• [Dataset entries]
◇ ◇ ◇ ◇ ◇

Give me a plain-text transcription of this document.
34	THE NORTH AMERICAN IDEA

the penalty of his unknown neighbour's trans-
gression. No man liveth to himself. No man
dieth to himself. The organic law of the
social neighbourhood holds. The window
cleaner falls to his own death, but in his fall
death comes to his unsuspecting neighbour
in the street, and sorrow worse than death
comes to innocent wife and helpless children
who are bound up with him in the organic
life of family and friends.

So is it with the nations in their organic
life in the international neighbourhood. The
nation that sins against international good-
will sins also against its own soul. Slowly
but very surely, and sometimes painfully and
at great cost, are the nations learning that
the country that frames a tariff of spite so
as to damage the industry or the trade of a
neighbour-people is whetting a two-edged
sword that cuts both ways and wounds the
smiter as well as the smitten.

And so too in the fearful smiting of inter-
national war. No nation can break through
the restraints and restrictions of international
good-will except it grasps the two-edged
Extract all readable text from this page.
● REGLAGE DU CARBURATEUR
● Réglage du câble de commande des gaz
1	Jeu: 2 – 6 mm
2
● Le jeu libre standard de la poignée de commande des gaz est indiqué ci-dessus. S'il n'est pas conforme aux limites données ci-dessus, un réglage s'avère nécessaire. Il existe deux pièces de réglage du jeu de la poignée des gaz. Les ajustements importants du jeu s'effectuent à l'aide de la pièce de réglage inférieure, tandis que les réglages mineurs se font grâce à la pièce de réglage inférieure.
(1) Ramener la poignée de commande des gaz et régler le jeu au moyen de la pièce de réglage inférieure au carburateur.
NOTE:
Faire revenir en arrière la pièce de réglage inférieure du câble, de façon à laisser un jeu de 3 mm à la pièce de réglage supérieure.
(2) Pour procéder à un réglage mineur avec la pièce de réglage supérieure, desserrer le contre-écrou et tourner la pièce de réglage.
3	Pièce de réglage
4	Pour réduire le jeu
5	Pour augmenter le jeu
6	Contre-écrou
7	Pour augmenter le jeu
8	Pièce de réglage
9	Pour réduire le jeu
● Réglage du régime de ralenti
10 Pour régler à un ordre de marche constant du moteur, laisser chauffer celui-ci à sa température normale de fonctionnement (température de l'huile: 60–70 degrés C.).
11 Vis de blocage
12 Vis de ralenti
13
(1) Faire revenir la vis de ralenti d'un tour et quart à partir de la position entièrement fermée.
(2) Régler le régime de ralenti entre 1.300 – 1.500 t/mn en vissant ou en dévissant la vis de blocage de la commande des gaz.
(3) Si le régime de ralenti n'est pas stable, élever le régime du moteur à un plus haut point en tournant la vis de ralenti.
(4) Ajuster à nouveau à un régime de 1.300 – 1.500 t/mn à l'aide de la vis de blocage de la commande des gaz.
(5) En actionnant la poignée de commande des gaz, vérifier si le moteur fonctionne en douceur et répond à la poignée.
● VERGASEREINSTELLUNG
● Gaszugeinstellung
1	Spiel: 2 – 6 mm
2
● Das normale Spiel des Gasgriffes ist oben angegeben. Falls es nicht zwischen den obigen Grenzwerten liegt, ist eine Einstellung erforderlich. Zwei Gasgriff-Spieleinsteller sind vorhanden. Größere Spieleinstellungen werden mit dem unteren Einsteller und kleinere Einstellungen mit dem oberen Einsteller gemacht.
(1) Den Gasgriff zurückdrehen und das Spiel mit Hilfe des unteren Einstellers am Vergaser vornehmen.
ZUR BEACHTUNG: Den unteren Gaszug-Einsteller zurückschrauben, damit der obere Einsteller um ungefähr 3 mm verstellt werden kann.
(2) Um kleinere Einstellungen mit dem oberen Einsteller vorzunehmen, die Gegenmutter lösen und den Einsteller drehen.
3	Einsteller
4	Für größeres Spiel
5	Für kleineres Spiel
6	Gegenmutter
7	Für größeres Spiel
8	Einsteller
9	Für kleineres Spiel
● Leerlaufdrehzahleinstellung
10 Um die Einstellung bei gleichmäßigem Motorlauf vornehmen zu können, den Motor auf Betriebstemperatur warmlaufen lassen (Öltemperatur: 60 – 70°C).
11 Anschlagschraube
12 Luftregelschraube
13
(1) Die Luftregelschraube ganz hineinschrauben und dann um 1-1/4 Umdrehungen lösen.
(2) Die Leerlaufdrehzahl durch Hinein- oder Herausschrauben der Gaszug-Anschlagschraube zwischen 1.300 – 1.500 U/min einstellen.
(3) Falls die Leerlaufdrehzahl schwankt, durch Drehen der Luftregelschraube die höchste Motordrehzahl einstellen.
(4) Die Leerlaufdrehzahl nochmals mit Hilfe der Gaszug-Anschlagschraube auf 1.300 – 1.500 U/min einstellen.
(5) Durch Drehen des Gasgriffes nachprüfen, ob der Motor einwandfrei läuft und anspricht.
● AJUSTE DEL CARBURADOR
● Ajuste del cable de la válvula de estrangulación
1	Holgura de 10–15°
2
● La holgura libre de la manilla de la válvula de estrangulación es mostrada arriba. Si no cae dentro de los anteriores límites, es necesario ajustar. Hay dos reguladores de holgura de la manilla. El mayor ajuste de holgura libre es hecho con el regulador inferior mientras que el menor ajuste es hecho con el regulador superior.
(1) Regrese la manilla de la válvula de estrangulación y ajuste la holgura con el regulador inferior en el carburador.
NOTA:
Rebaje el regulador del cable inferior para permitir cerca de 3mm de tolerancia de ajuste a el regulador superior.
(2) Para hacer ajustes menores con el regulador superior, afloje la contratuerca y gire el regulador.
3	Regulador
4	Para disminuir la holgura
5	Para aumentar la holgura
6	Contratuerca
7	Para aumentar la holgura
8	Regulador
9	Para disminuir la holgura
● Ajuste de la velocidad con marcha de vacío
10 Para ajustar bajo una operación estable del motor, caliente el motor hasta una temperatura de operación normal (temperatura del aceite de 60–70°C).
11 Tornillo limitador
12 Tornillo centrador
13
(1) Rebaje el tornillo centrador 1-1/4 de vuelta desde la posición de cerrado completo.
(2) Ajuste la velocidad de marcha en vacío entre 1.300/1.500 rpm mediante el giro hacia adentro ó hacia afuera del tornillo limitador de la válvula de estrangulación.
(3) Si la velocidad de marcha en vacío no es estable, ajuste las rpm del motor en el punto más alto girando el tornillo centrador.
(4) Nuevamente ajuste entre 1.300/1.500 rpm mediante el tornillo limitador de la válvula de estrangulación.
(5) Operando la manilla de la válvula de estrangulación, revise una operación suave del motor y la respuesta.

◇ ◇ ◇ ◇ ◇

• [What you are asked to do] List all lines holding the string "Faire".

• [Task output]
Faire revenir en arrière la pièce de réglage inférieure du câble, de façon à laisser un jeu de 3 mm à la pièce de réglage supérieure.
(1) Faire revenir la vis de ralenti d'un tour et quart à partir de la position entièrement fermée.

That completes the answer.